━━ Texte fourni
C’est l’année 1968, l’Italien Carlo Fioretti en chapeau rouge, posait pour une photo avec des enfants de Hergla curieux de voir les membres du film “Les Actes des Apôtres” du réalisateur Roberto Rossellini sur leur village. Cinquante ans plus tard, l’ancien assistant photo de Rossellini garde le même chapeau, à la main, et pose devant cette même photo.
Elle est visible dans l’exposition intitulée “Verglas ville ouverte pour Roberto Rossellini, août- décembre 1968”, inaugurée en cette 13ème édition des Rencontres cinématographiques de Hergla, à la maison de la Culture de la ville.
Dans une interview accordée à l’agence TAP, Carlo Fioretti, 71 ans, l’ancien caméraman directeur de photo, est revenu sur ses moments de jeunesse à Hergla qu’il garde intactes dans sa mémoire de ses débuts d’assistant, photo qui accompagnait son père, Mario Fioretti, sur le tournage des films.
Actuellement à la tête d’une compagnie de création et de distribution de matériel pour les professionnels du cinéma, il est de retour en Tunisie pour la quatrième fois de sa vie,- et la première à Hergla depuis 1968, pour présenter une exposition inédite dans le cadre de cette édition 2018 placée sous le signe de la restitution de la mémoire cinématographique.
━━━━
━━ Entrées extraites
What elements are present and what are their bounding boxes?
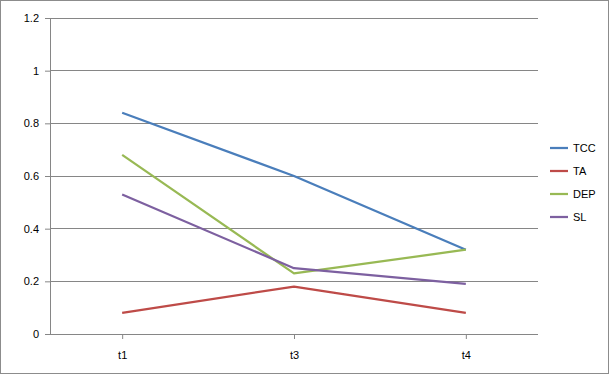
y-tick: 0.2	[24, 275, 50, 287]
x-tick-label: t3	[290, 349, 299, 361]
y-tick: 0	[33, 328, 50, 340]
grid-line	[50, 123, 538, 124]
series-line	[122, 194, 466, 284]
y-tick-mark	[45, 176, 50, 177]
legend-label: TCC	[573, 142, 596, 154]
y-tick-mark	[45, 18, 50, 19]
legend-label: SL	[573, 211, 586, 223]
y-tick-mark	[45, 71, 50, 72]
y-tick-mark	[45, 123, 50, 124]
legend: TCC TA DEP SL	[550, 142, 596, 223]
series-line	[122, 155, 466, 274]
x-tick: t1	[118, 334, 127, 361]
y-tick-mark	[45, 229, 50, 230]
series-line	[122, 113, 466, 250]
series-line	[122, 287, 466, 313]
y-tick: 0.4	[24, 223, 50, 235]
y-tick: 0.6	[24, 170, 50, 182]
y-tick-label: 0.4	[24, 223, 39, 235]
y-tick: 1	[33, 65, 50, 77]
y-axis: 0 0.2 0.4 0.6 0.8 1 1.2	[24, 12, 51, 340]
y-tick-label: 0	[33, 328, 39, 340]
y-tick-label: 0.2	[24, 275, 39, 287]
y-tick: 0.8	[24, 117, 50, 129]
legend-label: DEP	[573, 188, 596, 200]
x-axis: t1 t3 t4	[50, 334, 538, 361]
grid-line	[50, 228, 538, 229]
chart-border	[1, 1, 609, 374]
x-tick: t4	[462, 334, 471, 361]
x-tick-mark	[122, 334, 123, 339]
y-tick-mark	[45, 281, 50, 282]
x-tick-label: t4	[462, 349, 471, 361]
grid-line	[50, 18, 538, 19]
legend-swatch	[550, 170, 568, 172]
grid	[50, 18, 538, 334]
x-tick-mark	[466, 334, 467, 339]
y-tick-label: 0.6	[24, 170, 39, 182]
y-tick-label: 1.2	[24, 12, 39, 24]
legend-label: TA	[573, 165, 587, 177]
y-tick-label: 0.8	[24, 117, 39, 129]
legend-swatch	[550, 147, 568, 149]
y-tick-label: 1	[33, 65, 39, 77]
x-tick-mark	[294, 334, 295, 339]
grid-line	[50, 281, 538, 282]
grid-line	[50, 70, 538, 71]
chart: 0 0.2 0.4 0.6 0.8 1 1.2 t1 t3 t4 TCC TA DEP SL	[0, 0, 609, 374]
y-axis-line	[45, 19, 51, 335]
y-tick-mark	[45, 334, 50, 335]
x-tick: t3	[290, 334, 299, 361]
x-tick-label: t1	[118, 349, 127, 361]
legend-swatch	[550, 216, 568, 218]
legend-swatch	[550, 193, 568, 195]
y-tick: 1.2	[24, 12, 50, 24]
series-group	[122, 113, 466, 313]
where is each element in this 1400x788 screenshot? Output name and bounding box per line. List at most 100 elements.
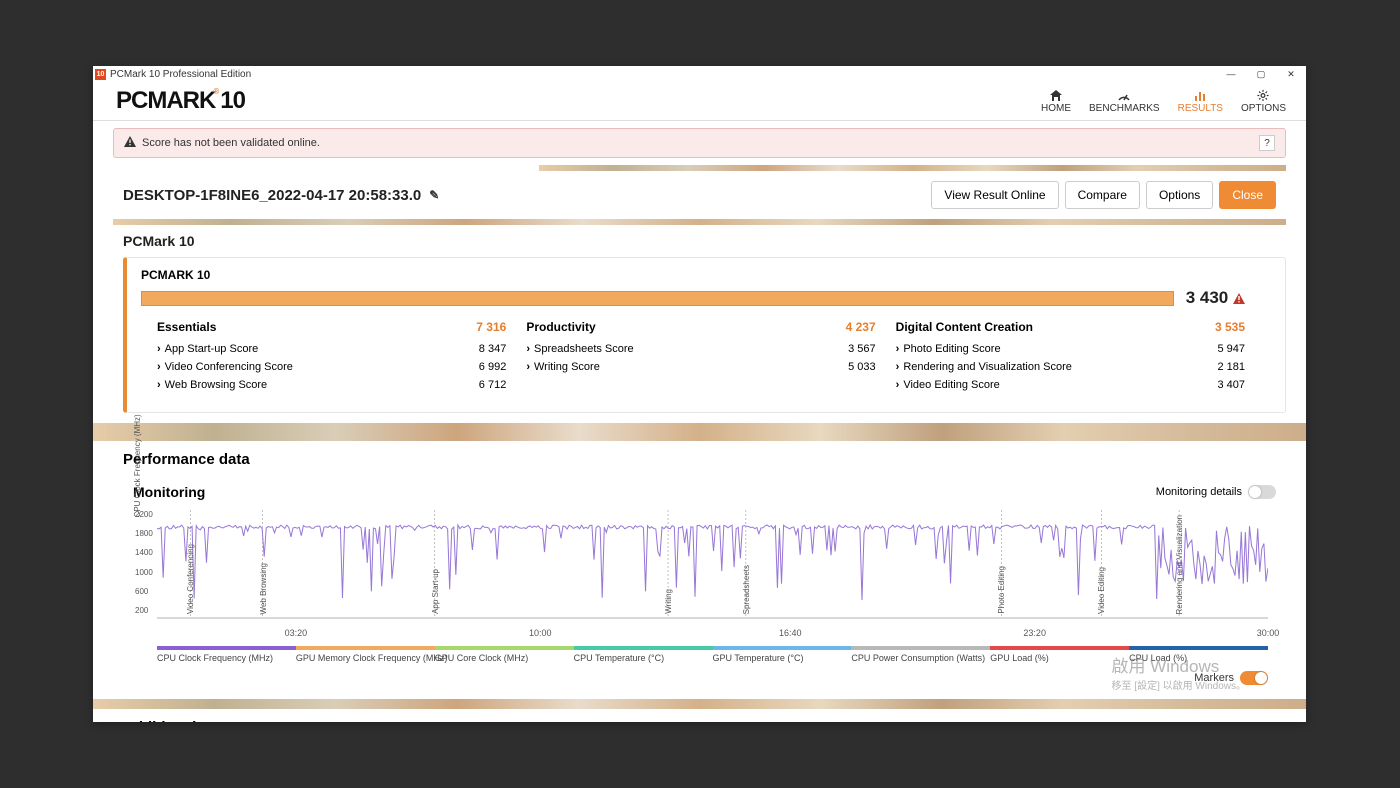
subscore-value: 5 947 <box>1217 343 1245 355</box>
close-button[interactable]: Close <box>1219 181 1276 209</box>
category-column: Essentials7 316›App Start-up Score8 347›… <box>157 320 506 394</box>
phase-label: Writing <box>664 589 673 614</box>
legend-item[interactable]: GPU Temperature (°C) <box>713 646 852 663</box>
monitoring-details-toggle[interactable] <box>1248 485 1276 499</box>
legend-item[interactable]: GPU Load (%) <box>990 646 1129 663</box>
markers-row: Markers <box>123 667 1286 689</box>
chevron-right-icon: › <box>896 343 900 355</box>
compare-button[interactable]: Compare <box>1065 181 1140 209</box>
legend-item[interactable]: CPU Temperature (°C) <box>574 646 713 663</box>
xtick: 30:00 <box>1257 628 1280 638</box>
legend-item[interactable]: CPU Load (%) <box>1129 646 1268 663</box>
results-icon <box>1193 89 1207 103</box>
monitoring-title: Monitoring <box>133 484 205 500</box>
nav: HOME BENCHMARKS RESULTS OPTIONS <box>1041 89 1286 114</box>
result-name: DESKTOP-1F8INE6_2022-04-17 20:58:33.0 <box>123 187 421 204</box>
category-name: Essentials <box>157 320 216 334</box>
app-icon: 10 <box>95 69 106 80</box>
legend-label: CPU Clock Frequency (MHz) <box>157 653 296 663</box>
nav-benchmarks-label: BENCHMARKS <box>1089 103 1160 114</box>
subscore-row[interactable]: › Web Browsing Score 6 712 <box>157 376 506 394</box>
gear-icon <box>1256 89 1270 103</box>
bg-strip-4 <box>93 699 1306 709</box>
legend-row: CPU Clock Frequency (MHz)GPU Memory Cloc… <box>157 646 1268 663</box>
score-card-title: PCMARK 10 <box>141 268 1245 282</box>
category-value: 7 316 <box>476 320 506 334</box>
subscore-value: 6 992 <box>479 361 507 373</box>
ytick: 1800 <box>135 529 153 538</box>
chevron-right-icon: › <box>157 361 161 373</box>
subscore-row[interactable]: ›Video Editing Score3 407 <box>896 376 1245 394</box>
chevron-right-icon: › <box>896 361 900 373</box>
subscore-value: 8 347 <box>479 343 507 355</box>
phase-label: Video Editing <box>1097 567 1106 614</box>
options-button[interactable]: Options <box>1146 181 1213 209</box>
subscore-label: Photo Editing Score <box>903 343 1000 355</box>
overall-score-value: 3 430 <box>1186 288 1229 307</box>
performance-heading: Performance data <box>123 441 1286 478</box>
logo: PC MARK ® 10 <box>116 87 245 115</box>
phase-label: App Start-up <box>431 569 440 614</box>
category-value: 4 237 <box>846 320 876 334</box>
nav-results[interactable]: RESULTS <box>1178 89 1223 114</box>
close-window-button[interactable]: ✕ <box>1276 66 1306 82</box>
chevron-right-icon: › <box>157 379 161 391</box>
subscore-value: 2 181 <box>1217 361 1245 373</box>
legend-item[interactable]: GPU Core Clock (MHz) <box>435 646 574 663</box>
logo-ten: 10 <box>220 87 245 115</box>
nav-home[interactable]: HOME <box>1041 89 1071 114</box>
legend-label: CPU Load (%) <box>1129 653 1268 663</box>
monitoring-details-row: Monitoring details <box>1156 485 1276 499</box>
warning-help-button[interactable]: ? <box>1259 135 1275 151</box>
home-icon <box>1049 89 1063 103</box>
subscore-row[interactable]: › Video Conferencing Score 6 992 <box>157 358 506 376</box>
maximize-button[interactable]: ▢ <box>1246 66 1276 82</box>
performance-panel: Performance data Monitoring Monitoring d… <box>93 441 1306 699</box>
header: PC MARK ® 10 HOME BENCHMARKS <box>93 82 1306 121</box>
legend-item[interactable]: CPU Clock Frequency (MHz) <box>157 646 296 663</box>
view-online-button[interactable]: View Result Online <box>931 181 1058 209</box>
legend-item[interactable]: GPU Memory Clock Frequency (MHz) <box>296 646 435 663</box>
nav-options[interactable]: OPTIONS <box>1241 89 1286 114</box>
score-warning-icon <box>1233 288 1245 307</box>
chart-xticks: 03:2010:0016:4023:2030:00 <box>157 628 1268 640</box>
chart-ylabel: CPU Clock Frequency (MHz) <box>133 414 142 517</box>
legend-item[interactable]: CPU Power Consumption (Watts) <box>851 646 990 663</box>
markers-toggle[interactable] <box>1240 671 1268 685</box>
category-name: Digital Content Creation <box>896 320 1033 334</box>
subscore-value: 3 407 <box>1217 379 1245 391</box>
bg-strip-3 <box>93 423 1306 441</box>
━━━━
-- Tâches à réaliser --
- A) Recopiez à l'identique, dans l'article sur Carlo Fioretti, tout ce qui va de « C’est l’année 1968, l’Italien » jusqu'à « de la ville. ».
- B) Poursuivez l'article sur le retour de Carlo Fioretti à Hergla après sa dernière phrase.
Ces enregistrements proviennent d'une autre source.

-- Tâches résolues --
- A)
C’est l’année 1968, l’Italien Carlo Fioretti en chapeau rouge, posait pour une photo avec des enfants de Hergla curieux de voir les membres du film “Les Actes des Apôtres” du réalisateur Roberto Rossellini sur leur village. Cinquante ans plus tard, l’ancien assistant photo de Rossellini garde le même chapeau, à la main, et pose devant cette même photo.
Elle est visible dans l’exposition intitulée “Verglas ville ouverte pour Roberto Rossellini, août- décembre 1968”, inaugurée en cette 13ème édition des Rencontres cinématographiques de Hergla, à la maison de la Culture de la ville.

- B)
Fioretti était sur le tournage du téléfilm “Les Actes des Apôtres” qui figure au programme des Rencontres. Il était produit à l’époque pour quatre chaînes de télévision dont deux italiennes (Rai et Radio Televisione Italiana), une française (ORTF) et une allemande (Bavaria Film Studio).
Des coulisses de tournage du film et des photoreportages réalisées sur des lieux entre Sousse, Monastir, Kairouan et Hergla, il garde des souvenirs toujours vifs. Il évoque les détails des moments de tournage qui ont durés près de quatre mois entre plusieurs sites de ces villes de Tunisie.
Initialement, le tournage devait avoir lieu en Palestine. Rossellini avait signé pour réaliser un téléfilm de 5 épisodes. C’était en 1967 quand Carlo Fioretti accompagnait son père sur le tournage d’un autre téléfilm (La Nuit de l’Homme pour la Survivance) de Rossellini en Egypte.
L’équipe avait dû quitter avec le début de la guerre de six jours entre Arabes et Israéliens.Hergla était choisie pour sa proximité de l’Italie après repérages des lieux avait conclu à une ville qui répondait aux besoins du thème du tournage avec ses paysages et maisons qui ressemblaient à celle du temps de Jésus.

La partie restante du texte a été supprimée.